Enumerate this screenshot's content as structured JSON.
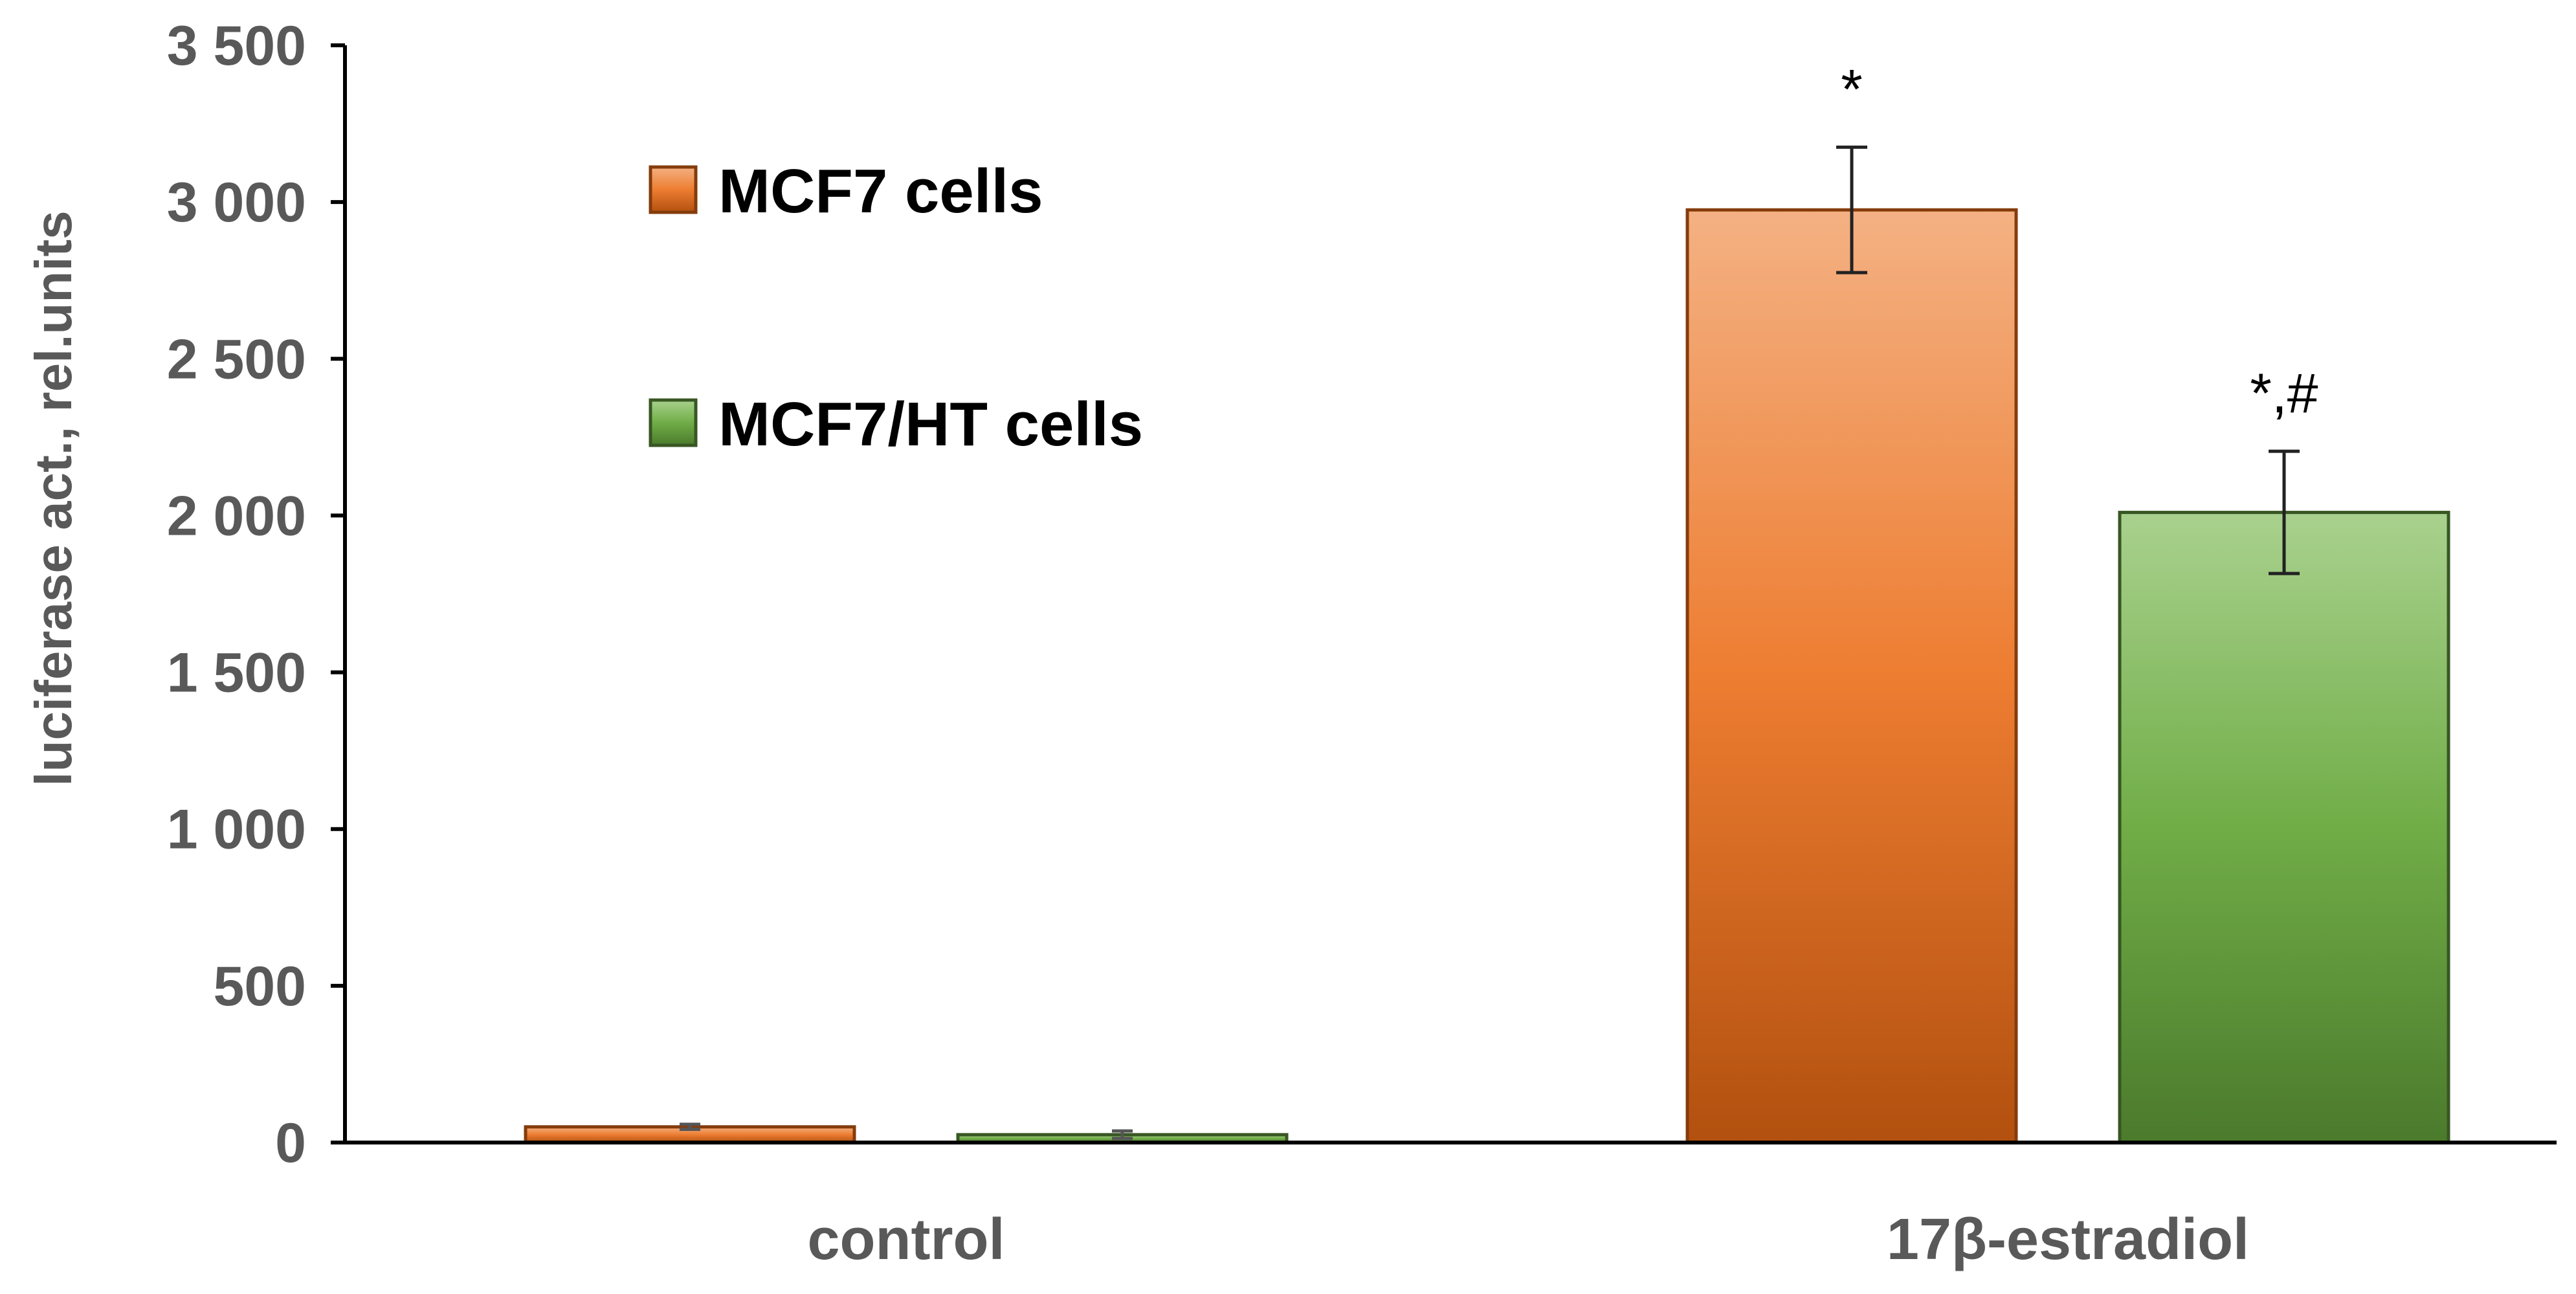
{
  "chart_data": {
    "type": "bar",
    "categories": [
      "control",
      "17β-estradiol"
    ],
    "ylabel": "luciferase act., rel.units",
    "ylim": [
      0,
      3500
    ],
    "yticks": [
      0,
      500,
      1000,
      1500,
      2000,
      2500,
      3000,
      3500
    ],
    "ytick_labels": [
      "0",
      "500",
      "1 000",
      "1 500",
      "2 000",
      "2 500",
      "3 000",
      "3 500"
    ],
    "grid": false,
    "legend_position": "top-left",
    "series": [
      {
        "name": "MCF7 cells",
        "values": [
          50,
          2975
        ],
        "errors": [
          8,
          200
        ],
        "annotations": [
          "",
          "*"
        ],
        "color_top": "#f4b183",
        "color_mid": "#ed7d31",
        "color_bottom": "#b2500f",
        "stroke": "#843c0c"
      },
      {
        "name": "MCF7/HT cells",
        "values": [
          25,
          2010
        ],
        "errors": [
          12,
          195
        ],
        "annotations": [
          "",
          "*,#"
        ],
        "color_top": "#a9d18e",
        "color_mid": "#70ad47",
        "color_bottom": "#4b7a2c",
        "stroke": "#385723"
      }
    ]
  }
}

☆ ☆ ☆ ☆ ☆ ☆ ☆

### What to work on:
Each line above should be returned exactly as written, apart from any pictures.

### Worked solution:
Enumerate this screenshot's content as structured JSON.
{
  "chart_data": {
    "type": "bar",
    "categories": [
      "control",
      "17β-estradiol"
    ],
    "ylabel": "luciferase act., rel.units",
    "ylim": [
      0,
      3500
    ],
    "yticks": [
      0,
      500,
      1000,
      1500,
      2000,
      2500,
      3000,
      3500
    ],
    "ytick_labels": [
      "0",
      "500",
      "1 000",
      "1 500",
      "2 000",
      "2 500",
      "3 000",
      "3 500"
    ],
    "grid": false,
    "legend_position": "top-left",
    "series": [
      {
        "name": "MCF7 cells",
        "values": [
          50,
          2975
        ],
        "errors": [
          8,
          200
        ],
        "annotations": [
          "",
          "*"
        ],
        "color_top": "#f4b183",
        "color_mid": "#ed7d31",
        "color_bottom": "#b2500f",
        "stroke": "#843c0c"
      },
      {
        "name": "MCF7/HT cells",
        "values": [
          25,
          2010
        ],
        "errors": [
          12,
          195
        ],
        "annotations": [
          "",
          "*,#"
        ],
        "color_top": "#a9d18e",
        "color_mid": "#70ad47",
        "color_bottom": "#4b7a2c",
        "stroke": "#385723"
      }
    ]
  }
}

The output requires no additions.